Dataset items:
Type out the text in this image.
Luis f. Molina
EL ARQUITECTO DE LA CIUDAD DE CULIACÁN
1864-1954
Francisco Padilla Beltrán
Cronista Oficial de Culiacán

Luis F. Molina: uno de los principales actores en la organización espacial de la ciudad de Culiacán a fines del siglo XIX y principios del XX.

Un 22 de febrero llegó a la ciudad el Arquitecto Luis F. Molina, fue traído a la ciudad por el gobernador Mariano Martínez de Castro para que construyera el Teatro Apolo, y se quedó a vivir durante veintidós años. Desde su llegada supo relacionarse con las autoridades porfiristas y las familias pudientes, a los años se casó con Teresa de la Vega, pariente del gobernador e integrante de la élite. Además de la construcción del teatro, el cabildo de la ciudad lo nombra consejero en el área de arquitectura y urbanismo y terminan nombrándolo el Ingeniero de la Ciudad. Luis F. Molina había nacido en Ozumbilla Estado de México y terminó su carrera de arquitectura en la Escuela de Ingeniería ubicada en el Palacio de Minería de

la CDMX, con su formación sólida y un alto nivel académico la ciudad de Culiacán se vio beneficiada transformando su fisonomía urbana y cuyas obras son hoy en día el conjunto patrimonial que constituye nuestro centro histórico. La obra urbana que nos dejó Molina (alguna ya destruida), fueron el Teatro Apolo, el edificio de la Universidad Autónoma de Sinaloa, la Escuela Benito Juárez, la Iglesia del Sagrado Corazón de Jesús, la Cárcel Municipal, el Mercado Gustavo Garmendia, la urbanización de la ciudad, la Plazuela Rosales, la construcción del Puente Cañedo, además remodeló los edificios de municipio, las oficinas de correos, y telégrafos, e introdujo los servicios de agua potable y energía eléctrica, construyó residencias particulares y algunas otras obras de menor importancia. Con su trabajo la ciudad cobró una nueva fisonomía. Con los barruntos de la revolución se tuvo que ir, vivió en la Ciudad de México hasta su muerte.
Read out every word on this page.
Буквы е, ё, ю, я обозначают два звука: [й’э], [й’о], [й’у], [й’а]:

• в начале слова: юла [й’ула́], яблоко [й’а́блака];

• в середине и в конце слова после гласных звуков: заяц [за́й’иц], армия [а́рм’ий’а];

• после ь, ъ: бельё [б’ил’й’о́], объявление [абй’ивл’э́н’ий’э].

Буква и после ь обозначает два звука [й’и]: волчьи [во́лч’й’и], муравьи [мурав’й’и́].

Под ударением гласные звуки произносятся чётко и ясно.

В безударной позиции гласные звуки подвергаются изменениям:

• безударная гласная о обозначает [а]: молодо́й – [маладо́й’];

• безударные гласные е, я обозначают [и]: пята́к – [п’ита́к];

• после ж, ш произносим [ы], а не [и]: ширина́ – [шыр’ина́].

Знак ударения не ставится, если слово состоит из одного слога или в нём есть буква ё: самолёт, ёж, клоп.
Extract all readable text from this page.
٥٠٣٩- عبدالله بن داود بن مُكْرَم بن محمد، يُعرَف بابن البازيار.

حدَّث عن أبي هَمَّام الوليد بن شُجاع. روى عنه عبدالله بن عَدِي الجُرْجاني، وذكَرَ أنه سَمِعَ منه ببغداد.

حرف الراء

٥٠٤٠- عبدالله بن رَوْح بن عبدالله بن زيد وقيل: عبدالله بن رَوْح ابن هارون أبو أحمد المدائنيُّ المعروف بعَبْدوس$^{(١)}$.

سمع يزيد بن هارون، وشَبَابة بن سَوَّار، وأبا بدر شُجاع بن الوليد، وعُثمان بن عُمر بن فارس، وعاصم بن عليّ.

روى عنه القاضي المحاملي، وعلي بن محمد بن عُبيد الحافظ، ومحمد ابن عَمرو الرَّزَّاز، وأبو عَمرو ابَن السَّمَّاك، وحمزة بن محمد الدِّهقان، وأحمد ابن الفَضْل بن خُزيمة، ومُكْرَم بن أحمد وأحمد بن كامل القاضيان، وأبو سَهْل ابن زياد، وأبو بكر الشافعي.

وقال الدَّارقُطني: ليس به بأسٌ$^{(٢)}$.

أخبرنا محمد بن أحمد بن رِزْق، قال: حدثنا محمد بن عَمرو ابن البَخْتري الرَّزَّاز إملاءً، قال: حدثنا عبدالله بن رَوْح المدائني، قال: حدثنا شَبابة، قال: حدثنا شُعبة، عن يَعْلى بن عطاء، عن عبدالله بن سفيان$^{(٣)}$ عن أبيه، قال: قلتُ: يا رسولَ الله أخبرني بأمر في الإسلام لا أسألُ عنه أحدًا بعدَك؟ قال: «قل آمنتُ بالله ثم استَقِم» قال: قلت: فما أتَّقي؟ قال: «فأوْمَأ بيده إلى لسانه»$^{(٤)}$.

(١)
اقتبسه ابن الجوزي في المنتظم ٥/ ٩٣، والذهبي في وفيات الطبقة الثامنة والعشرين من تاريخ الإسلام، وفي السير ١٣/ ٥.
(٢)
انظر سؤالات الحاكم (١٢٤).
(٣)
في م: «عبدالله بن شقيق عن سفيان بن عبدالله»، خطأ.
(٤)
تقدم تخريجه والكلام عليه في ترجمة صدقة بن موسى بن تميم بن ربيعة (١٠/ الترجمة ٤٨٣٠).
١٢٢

--- Exercise requirements ---
Collect from the data above every line that includes "обозначают".

--- Answer to this exercise ---
Буквы е, ё, ю, я обозначают два звука: [й’э], [й’о], [й’у], [й’а]:
• безударные гласные е, я обозначают [и]: пята́к – [п’ита́к];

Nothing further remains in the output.